THE TASKS
1. Answer these questions using the excerpt on microstructure and permeability. Write one answer per line, marked the same way.
(a) According to the figure caption at the start, what does panel (d) show?
(b) What statistical method was used to assess the relationships between the pore proportions, particle parameters, and the saturated permeability coefficient?
(c) What conditions does panel (a) of Fig. 15 cover?
2. Reproduce the passage of the excerpt on microstructure and permeability between "Table 6 Correlations" and "different salt contents.", inclusive.

Changes in microscopic parameters after infiltration under different conditions: (a) pore size and distribution under different dry densities after penetration; (b) morphological characteristics of particles under different dry densities after penetration; (c) directional distribution frequency of particles under different dry densities after penetration; (d) pore size and distribution under different salt contents after infiltration; (e) morphological characteristics of particles under different salt contents after penetration; (f) directional distribution frequency of particles under different salt contents after penetration.

Influence of microstructure characteristics on permeability parameters

Pearson correlation analysis was employed to assess the relationships among the macro-, meso-, micro-, and nanopores proportions; V_3D; average particle roundness; average particle abundance; average particle orientation frequency; and saturated permeability coefficient (k_s). Table 6 presents the correlations between the saturated permeability coefficient and the micro-parameters. According to Table 6, the proportion of micropores and V_3D exert the most significant influence on the permeability coefficient (k_s1) under varying dry densities. Specifically, the proportion of nanopores has a linear negative correlation with k_s1, whereas V_3D has a linear positive correlation with k_s1. Conversely, the total pore count and proportion of nanopores exert the most substantial impact on the permeability coefficient (k_s2) under different salt concentrations. Notably, the proportion of nanopores displays a linear negative correlation with k_s2, whereas the total pore count demonstrates a linear positive correlation with k_s2, as depicted in Fig. 15.

Table 6 Correlations between the permeability coefficient and microscopic parameters.

Fig. 15

Correlations between the saturated permeability coefficient and microscopic parameters under different conditions: (a) different dry densities and (b) different salt contents.

The empirical formula for fitting the permeability coefficient with the micro-parameters is as follows:

Dry density:

$$k_{s1} = 1.36 - 1.48 \times {10}^{{{ - }5}} P_{s}$$

(3)

$$k_{s1} = - 1.58 + 3.34 \times 10^{ - 6} V_{3D}$$

(4)

Different salinities:

$$k_{s2} = 4.55 - 5.79P_{{{\text{mic}}}}$$

(5)

$$k_{s2} = - 5.37 + 1.4N$$

(6)

where P_s, P_mic, and N represent the proportions of micropores, nanopores, and total pores, respectively.

RAW RECORDS
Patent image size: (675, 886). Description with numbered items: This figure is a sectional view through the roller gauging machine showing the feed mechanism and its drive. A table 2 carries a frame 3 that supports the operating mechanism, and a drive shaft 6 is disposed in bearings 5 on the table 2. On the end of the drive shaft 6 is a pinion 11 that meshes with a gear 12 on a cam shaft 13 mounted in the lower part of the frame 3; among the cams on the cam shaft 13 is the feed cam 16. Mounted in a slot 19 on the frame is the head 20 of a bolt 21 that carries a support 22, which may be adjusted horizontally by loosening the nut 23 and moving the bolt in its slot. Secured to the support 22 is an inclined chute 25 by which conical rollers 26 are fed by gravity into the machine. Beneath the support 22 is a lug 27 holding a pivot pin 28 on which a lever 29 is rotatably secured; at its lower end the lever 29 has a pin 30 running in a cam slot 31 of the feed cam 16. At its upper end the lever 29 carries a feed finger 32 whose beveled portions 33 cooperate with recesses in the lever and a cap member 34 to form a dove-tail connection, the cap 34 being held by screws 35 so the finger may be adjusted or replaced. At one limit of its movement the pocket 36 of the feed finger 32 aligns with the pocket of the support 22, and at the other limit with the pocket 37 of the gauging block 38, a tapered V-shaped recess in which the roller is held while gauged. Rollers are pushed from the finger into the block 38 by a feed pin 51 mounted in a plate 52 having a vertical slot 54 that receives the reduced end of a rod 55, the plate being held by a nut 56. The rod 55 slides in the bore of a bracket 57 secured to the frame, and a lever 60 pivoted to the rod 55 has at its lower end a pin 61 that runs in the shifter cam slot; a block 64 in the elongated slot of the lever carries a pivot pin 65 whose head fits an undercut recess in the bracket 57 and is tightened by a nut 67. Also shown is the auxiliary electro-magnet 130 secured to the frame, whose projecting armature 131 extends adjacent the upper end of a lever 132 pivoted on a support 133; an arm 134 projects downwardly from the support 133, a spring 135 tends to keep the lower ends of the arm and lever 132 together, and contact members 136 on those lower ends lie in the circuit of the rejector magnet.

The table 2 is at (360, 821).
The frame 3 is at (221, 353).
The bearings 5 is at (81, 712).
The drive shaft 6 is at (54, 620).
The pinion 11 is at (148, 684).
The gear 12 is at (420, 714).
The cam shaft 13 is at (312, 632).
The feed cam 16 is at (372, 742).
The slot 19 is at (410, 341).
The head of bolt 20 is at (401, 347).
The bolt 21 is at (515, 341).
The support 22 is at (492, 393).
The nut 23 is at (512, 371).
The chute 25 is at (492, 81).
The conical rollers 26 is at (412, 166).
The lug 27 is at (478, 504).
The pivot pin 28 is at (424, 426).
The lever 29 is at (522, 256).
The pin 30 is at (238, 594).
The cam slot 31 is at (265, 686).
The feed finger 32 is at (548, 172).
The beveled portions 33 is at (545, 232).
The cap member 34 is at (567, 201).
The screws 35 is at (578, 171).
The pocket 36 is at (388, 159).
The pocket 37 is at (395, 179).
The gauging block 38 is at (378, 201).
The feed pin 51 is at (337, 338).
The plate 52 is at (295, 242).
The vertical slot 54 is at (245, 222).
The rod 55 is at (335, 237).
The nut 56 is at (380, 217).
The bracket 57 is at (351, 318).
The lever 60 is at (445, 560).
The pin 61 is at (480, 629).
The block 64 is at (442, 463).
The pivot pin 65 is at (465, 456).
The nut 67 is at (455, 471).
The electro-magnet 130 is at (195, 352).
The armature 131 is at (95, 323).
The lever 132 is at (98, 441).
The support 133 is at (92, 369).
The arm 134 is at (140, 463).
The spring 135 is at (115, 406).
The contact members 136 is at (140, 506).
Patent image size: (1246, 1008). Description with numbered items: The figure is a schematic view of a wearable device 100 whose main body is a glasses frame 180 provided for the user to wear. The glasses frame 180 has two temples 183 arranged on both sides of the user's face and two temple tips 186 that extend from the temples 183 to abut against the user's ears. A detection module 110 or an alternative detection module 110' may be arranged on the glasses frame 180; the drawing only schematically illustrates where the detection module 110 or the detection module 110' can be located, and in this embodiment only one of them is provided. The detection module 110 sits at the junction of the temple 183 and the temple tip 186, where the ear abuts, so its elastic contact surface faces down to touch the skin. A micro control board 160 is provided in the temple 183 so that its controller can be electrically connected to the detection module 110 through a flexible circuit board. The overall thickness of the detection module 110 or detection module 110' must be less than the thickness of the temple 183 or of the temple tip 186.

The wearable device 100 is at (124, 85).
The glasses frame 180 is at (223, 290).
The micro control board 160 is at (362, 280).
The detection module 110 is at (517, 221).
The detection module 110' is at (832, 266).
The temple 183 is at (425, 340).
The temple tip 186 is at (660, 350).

SOLUTIONS PER TASK
1.
(a) Pore size and distribution under different salt contents after infiltration.
(b) Pearson correlation analysis.
(c) Different dry densities.

2.
Table 6 Correlations between the permeability coefficient and microscopic parameters.

Fig. 15

Correlations between the saturated permeability coefficient and microscopic parameters under different conditions: (a) different dry densities and (b) different salt contents.